#### QUOTED TEXT:
__________

The way N1570 p5.6p7 is written, the behavior of code that accesses individual members of structures or unions will only be defined if the accesses are performed using lvalues of character types, or by calling library functions like memcpy. Even if a struct or union has a member of type T, the Standard (deliberately IMHO) refrains from giving blanket permission to access that part of the aggregate's storage using seemingly-unrelated lvalues of type T. Presently, gcc and clang seem to grant blanket permission for accessing structs, but not unions, using lvalues of member type, but N1570 p5.6p7 doesn't require that. It applies the same rules to both kinds of aggregates and their members. Because the Standard doesn't grant blanket permission to access structures using unrelated lvalues of member type, and granting such permission impairs useful optimizations, there's no guarantee gcc and clang will continue this behavior with with unrelated lvalues of member types.

Unfortunately, as can be demonstrated using unions, gcc and clang are very poor at recognizing relationships among lvalues of different types, even when one lvalue is quite visibly derived from the other. Given something like:

struct s1 {short x; short y[3]; long z; };
struct s2 {short x; char y[6]; };
union U { struct s1 v1; struct s2 v2; } unionArr[100];
int i;

Nothing in the Standard would distinguish between the "aliasing" behaviors of the following pairs of functions:

int test1(int i)
{
  return unionArr[i].v1.x;
}
int test2a(int j)
{
  unionArr[j].v2.x = 1;
}

int test2a(int i)
{
  struct s1 *p = &unionArr[i].v1;
  return p->x;
}
int test2b(int j)
{
  struct s2 *p = &unionArr[j].v2;
  p->x = 1;
}

Both of them use an lvalue of type int to access the storage associated with objects of type struct s1, struct s2, union U, and union U[100], even though int is not listed as an allowable type for accessing any of those.

While it may seem absurd that even the first form would invoke UB, that shouldn't be a problem if one recognizes support for access patterns beyond those explicitly listed in the Standard as a Quality of Implementation issue. According to the published rationale, the authors of the Standard thought compiler writers would to try to produce high-quality implementations, and it was thus not necessary to forbid "conforming" implementations from being of such low quality as to be useless. An implementation could be "conforming" without being able to handle test1a() or test2b() in cases where they would access member v2.x of a union U, but only in the sense that an implementation could be "conforming" while being incapable of correctly processing anything other than some particular contrived and useless program.

Unfortunately, although I think the authors of the Standard would likely have expected that quality implementations would be able to handle code like test2a()/test2b() as well as test1a()/test1b(), neither gcc nor clang supports them pattern reliably(*). The stated purpose of the aliasing rules is to avoid forcing compilers to allow for aliasing in cases where there's no evidence of it, and where the possibility of aliasing would be "dubious" [doubtful]. I've seen no evidence that they intended that quality compilers wouldn't recognize that code which takes the address of unionArr[i].v1 and uses it is likely to access the same storage as other code that uses unionArr[i] (which is, of course, visibly associated with unionArr[i].v2). The authors of gcc and clang, however, seem to think it's possible for something to be a quality implementation without having to consider such things.

(*) Given e.g.

int test(int i, int j)
{
  if (test2a(i))

__________

#### RECORDS SHOWN:
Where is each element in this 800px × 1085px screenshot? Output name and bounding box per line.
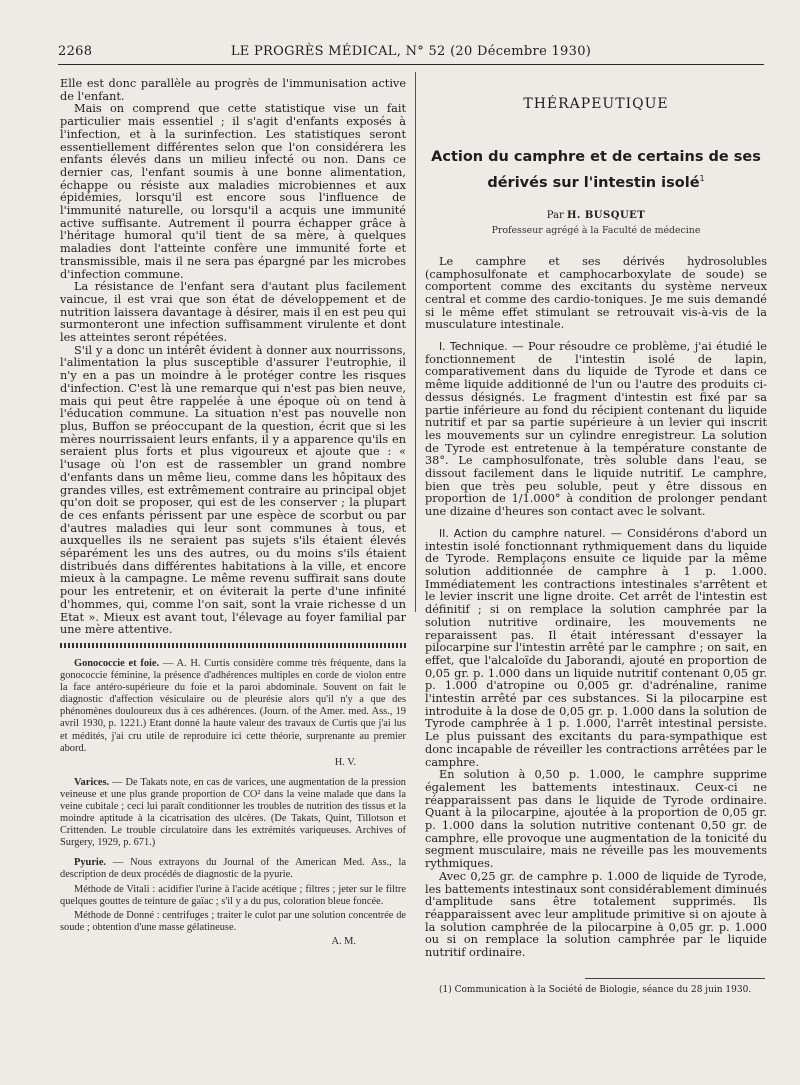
- title-footnote-marker: 1: [699, 174, 705, 183]
- footnote-rule: [585, 978, 765, 979]
- note-text: — Nous extrayons du Journal of the American Med. Ass., la description de deux procédés de diagnostic de la pyurie.: [60, 857, 406, 881]
- column-separator: [415, 72, 416, 612]
- left-body-text: [60, 78, 406, 637]
- section-heading: THÉRAPEUTIQUE: [523, 96, 669, 112]
- subsection-label: II. Action du camphre naturel.: [439, 526, 606, 540]
- paragraph: Mais on comprend que cette statistique vise un fait particulier mais essentiel ; il s'agit d'enfants exposés à l'infection, et à la surinfection. Les statistiques seront essentiellement différentes selon que l'on considérera les enfants élevés dans un milieu infecté ou non. Dans ce dernier cas, l'enfant soumis à une bonne alimentation, échappe ou résiste aux maladies microbiennes et aux épidémies, lorsqu'il est encore sous l'influence de l'immunité naturelle, ou lorsqu'il a acquis une immunité active suffisante. Autrement il pourra échapper grâce à l'héritage humoral qu'il tient de sa mère, à quelques maladies dont l'atteinte confère une immunité forte et transmissible, mais il ne sera pas épargné par les microbes d'infection commune.: [60, 102, 406, 281]
- footnote: (1) Communication à la Société de Biologie, séance du 28 juin 1930.: [439, 984, 752, 995]
- paragraph: Elle est donc parallèle au progrès de l'immunisation active de l'enfant.: [60, 78, 406, 103]
- note-text: — A. H. Curtis considère comme très fréquente, dans la gonococcie féminine, la présence d'adhérences multiples en corde de violon entre la face antéro-supérieure du foie et la paroi abdominale. Souvent on fait le diagnostic d'affection vésiculaire ou de pleurésie alors qu'il n'y a que des phénomènes douloureux dus à ces adhérences. (Journ. of the Amer. med. Ass., 19 avril 1930, p. 1221.) Etant donné la haute valeur des travaux de Curtis que j'ai lus et médités, j'ai cru utile de reproduire ici cette théorie, surprenante au premier abord.: [60, 657, 406, 754]
- paragraph: Avec 0,25 gr. de camphre p. 1.000 de liquide de Tyrode, les battements intestinaux sont considérablement diminués d'amplitude sans être totalement supprimés. Ils réapparaissent avec leur amplitude primitive si on ajoute à la solution camphrée de la pilocarpine à 0,05 gr. p. 1.000 ou si on remplace la solution camphrée par le liquide nutritif ordinaire.: [425, 869, 767, 960]
- note-pyurie: [60, 857, 406, 948]
- note-paragraph: Méthode de Vitali : acidifier l'urine à l'acide acétique ; filtres ; jeter sur le filtre quelques gouttes de teinture de gaïac ; s'il y a du pus, coloration bleue foncée.: [60, 883, 406, 907]
- running-header: [58, 44, 764, 62]
- paragraph-text: — Pour résoudre ce problème, j'ai étudié le fonctionnement de l'intestin isolé de lapin, comparativement dans du liquide de Tyrode et dans ce même liquide additionné de l'un ou l'autre des produits ci-dessus désignés. Le fragment d'intestin est fixé par sa partie inférieure au fond du récipient contenant du liquide nutritif et par sa partie supérieure à un levier qui inscrit les mouvements sur un cylindre enregistreur. La solution de Tyrode est entretenue à la température constante de 38°. Le camphosulfonate, très soluble dans l'eau, se dissout facilement dans le liquide nutritif. Le camphre, bien que très peu soluble, peut y être dissous en proportion de 1/1.000° à condition de prolonger pendant une dizaine d'heures son contact avec le solvant.: [425, 340, 767, 519]
- paragraph: La résistance de l'enfant sera d'autant plus facilement vaincue, il est vrai que son état de développement et de nutrition laissera davantage à désirer, mais il en est peu qui surmonteront une infection suffisamment virulente et dont les atteintes seront répétées.: [60, 280, 406, 345]
- notes-section: [60, 658, 406, 948]
- author-name: H. BUSQUET: [566, 209, 646, 221]
- note-heading: Gonococcie et foie.: [74, 657, 160, 669]
- article-title-text: Action du camphre et de certains de ses dérivés sur l'intestin isolé: [431, 149, 761, 191]
- note-text: — De Takats note, en cas de varices, une augmentation de la pression veineuse et une plus grande proportion de CO² dans la veine malade que dans la veine cubitale ; ceci lui paraît conditionner les troubles de nutrition des tissus et la moindre aptitude à la cicatrisation des ulcères. (De Takats, Quint, Tillotson et Crittenden. Le trouble circulatoire dans les extrémités variqueuses. Archives of Surgery, 1929, p. 671.): [60, 776, 406, 849]
- page-number: 2268: [58, 44, 93, 59]
- article-body: [425, 256, 767, 960]
- article-title: [425, 146, 767, 194]
- note-paragraph: Méthode de Donné : centrifuges ; traiter le culot par une solution concentrée de soude ; obtention d'une masse gélatineuse.: [60, 909, 406, 933]
- note-heading: Pyurie.: [74, 857, 107, 869]
- paragraph: En solution à 0,50 p. 1.000, le camphre supprime également les battements intestinaux. Ceux-ci ne réapparaissent pas dans le liquide de Tyrode ordinaire. Quant à la pilocarpine, ajoutée à la proportion de 0,05 gr. p. 1.000 dans la solution nutritive contenant 0,50 gr. de camphre, elle provoque une augmentation de la tonicité du segment musculaire, mais ne réveille pas les mouvements rythmiques.: [425, 768, 767, 871]
- note-signature: H. V.: [334, 756, 356, 768]
- paragraph-text: — Considérons d'abord un intestin isolé fonctionnant rythmiquement dans du liquide de Tyrode. Remplaçons ensuite ce liquide par la même solution additionnée de camphre à 1 p. 1.000. Immédiatement les contractions intestinales s'arrêtent et le levier inscrit une ligne droite. Cet arrêt de l'intestin est définitif ; si on remplace la solution camphrée par la solution nutritive ordinaire, les mouvements ne reparaissent pas. Il était intéressant d'essayer la pilocarpine sur l'intestin arrêté par le camphre ; on sait, en effet, que l'alcaloïde du Jaborandi, ajouté en proportion de 0,05 gr. p. 1.000 dans un liquide nutritif contenant 0,05 gr. p. 1.000 d'atropine ou 0,005 gr. d'adrénaline, ranime l'intestin arrêté par ces substances. Si la pilocarpine est introduite à la dose de 0,05 gr. p. 1.000 dans la solution de Tyrode camphrée à 1 p. 1.000, l'arrêt intestinal persiste. Le plus puissant des excitants du para-sympathique est donc incapable de réveiller les contractions arrêtées par le camphre.: [425, 526, 767, 769]
- author-affiliation: Professeur agrégé à la Faculté de médecine: [491, 224, 701, 236]
- subsection-label: I. Technique.: [439, 340, 508, 354]
- paragraph: S'il y a donc un intérêt évident à donner aux nourrissons, l'alimentation la plus susceptible d'assurer l'eutrophie, il n'y en a pas un moindre à le protéger contre les risques d'infection. C'est là une remarque qui n'est pas bien neuve, mais qui peut être rappelée à une époque où on tend à l'éducation commune. La situation n'est pas nouvelle non plus, Buffon se préoccupant de la question, écrit que si les mères nourrissaient leurs enfants, il y a apparence qu'ils en seraient plus forts et plus vigoureux et ajoute que : « l'usage où l'on est de rassembler un grand nombre d'enfants dans un même lieu, comme dans les hôpitaux des grandes villes, est extrêmement contraire au principal objet qu'on doit se proposer, qui est de les conserver ; la plupart de ces enfants périssent par une espèce de scorbut ou par d'autres maladies qui leur sont communes à tous, et auxquelles ils ne seraient pas sujets s'ils étaient élevés séparément les uns des autres, ou du moins s'ils étaient distribués dans différentes habitations à la ville, et encore mieux à la campagne. Le même revenu suffirait sans doute pour les entretenir, et on éviterait la perte d'une infinité d'hommes, qui, comme l'on sait, sont la vraie richesse d un Etat ». Mieux est avant tout, l'élevage au foyer familial par une mère attentive.: [60, 343, 406, 637]
- note-signature: A. M.: [331, 935, 356, 947]
- header-rule: [58, 64, 764, 65]
- byline-prefix: Par: [546, 209, 567, 221]
- right-column: [425, 78, 767, 1063]
- byline: [425, 210, 767, 221]
- left-column: [60, 78, 406, 1018]
- note-gonococcie: [60, 658, 406, 769]
- paragraph: Le camphre et ses dérivés hydrosolubles (camphosulfonate et camphocarboxylate de soude) se comportent comme des excitants du système nerveux central et comme des cardio-toniques. Je me suis demandé si le même effet stimulant se retrouvait vis-à-vis de la musculature intestinale.: [425, 254, 767, 332]
- note-heading: Varices.: [74, 776, 110, 788]
- dotted-separator: [60, 643, 406, 648]
- note-varices: [60, 777, 406, 850]
- running-title: LE PROGRÈS MÉDICAL, N° 52 (20 Décembre 1930): [230, 44, 592, 59]
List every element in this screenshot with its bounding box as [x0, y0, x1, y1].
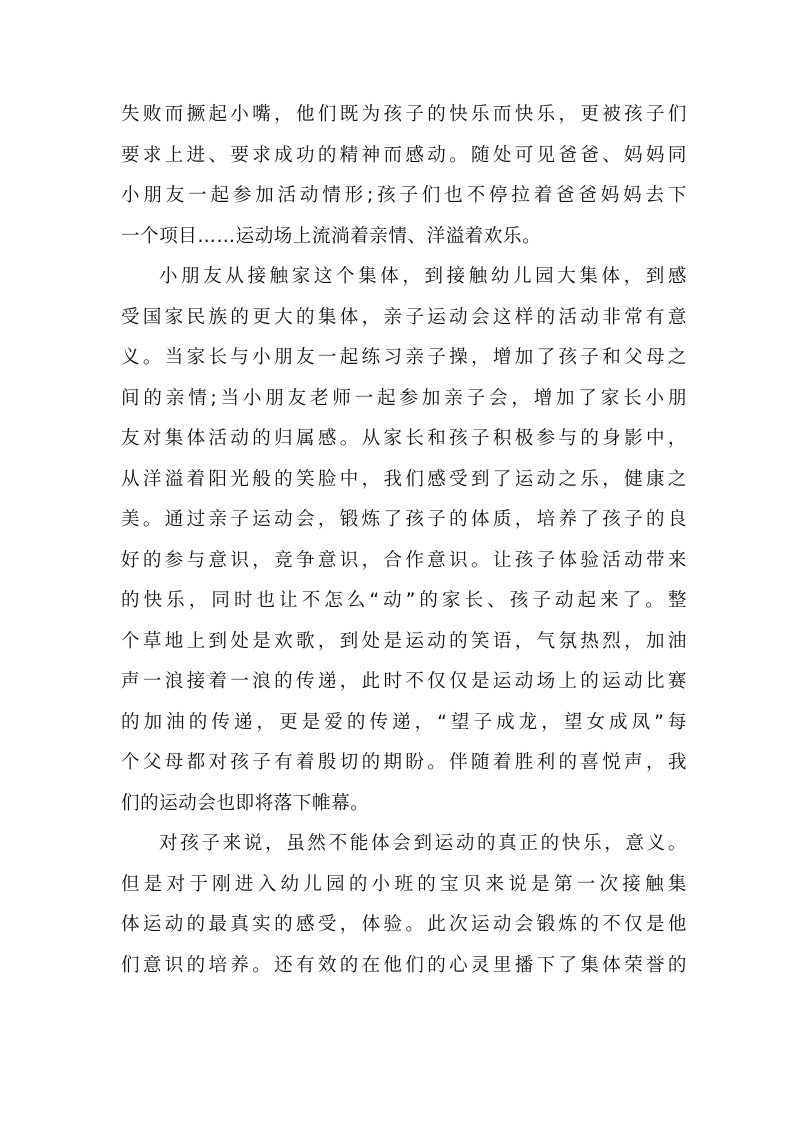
text-line: 友对集体活动的归属感。从家长和孩子积极参与的身影中，: [121, 428, 687, 449]
text-line: 个父母都对孩子有着殷切的期盼。伴随着胜利的喜悦声，我: [121, 752, 687, 773]
text-line: 好的参与意识，竞争意识，合作意识。让孩子体验活动带来: [121, 549, 687, 571]
text-line: 们意识的培养。还有效的在他们的心灵里播下了集体荣誉的: [121, 954, 687, 976]
text-line: 受国家民族的更大的集体，亲子运动会这样的活动非常有意: [121, 306, 687, 328]
text-line: 间的亲情;当小朋友老师一起参加亲子会，增加了家长小朋: [121, 387, 687, 409]
body-text: [121, 95, 687, 986]
text-line: 失败而撅起小嘴，他们既为孩子的快乐而快乐，更被孩子们: [121, 104, 687, 125]
paragraph-start-line: 对孩子来说，虽然不能体会到运动的真正的快乐，意义。: [159, 833, 687, 854]
paragraph-start-line: 小朋友从接触家这个集体，到接触幼儿园大集体，到感: [159, 266, 687, 287]
text-line: 个草地上到处是欢歌，到处是运动的笑语，气氛热烈，加油: [121, 630, 687, 652]
text-line: 体运动的最真实的感受，体验。此次运动会锻炼的不仅是他: [121, 914, 687, 935]
text-line: 一个项目……运动场上流淌着亲情、洋溢着欢乐。: [121, 225, 542, 247]
text-line: 从洋溢着阳光般的笑脸中，我们感受到了运动之乐，健康之: [121, 468, 687, 490]
text-line: 小朋友一起参加活动情形;孩子们也不停拉着爸爸妈妈去下: [121, 185, 687, 206]
text-line: 要求上进、要求成功的精神而感动。随处可见爸爸、妈妈同: [121, 144, 687, 166]
text-line: 们的运动会也即将落下帷幕。: [121, 792, 370, 814]
text-line: 的加油的传递，更是爱的传递，“望子成龙，望女成凤”每: [121, 711, 687, 733]
text-line: 美。通过亲子运动会，锻炼了孩子的体质，培养了孩子的良: [121, 509, 687, 530]
text-line: 的快乐，同时也让不怎么“动”的家长、孩子动起来了。整: [121, 590, 687, 611]
text-line: 但是对于刚进入幼儿园的小班的宝贝来说是第一次接触集: [121, 873, 687, 895]
text-line: 义。当家长与小朋友一起练习亲子操，增加了孩子和父母之: [121, 347, 687, 368]
text-line: 声一浪接着一浪的传递，此时不仅仅是运动场上的运动比赛: [121, 671, 687, 692]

__________

#### CHALLENGES:
1) In the discussion of C aliasing rules, what do gcc and clang presently seem to grant blanket permission for?
2) Continue the discussion of C aliasing rules from the point at which it stops.

#### SOLVED TASKS:
1) Accessing structs, but not unions, using lvalues of member type.

2)
    test2b(j);
  return test2a(i);
}

neither gcc nor clang will recognize that if i==j, test2b(j) would access the same storage as test2a(i), even when though both would access the same element of the same array.

The code bar->header.bits = 1020; is exactly identical to struct My_Header *alias = &bar->header; alias->bits = 1020;.

The strict aliasing rule is defined in terms of access to objects through lvalues:

6.5p7 An object shall have its stored value accessed only by an lvalue expression that has one of the following types:

The only things that matter are the type of the lvalue, and the effective type of the object designated by the lvalue. Not whether you stored some intermediate stages of the lvalue's derivation in a pointer variable.

NOTE: The question was edited since the following text was posted. The following text applies to the original question where the space was allocated by malloc, not the current question as of August 23.

Regarding whether the code is correct or not. Your code is equivalent to Q80 effective_type_9.c in N2013 rev 1571, which is a survey of existing C implementations with an eye to drafting improved strict aliasing rules.

Q80. After writing a structure to a malloc’d region, can its members be accessed via a pointer to a different structure type that has the same leaf member type at the same offset?

The stumbling block is whether the code (*bar).header.bits = 1020; sets the effective type of only the int bits; or of the entire *bar. And accordingly, whether reading (*foo).header.bits reads an int, or does it read the entire *foo?

Reading only an int would not be a strict aliasing violation (it's OK to read int as int); but reading a Bar_Struct as Foo_Struct would be a violation.

The authors of this paper consider the write to set the effective type for the entire *bar, although they don't give their justification for that, and I do not see any text in the C Standard to support that position.

It seems to me there's no definitive answer currently for whether or not your code is correct.

The fact that you have two structures which contain My_Header is a red herring and complicates your thinking without bringing anything new to the table. Your problem can be stated and clarified without any struct (other than My_Header ofcourse).

foo->header.bits = 1020;

The compiler clearly knows which object to modify.

struct My_Header *alias = &foo->header;
alias->bits = 1020;

Again the same is true here: with a very rudimentary analysis the compiler knows exactly which object the alias->bits = 1020; modifies.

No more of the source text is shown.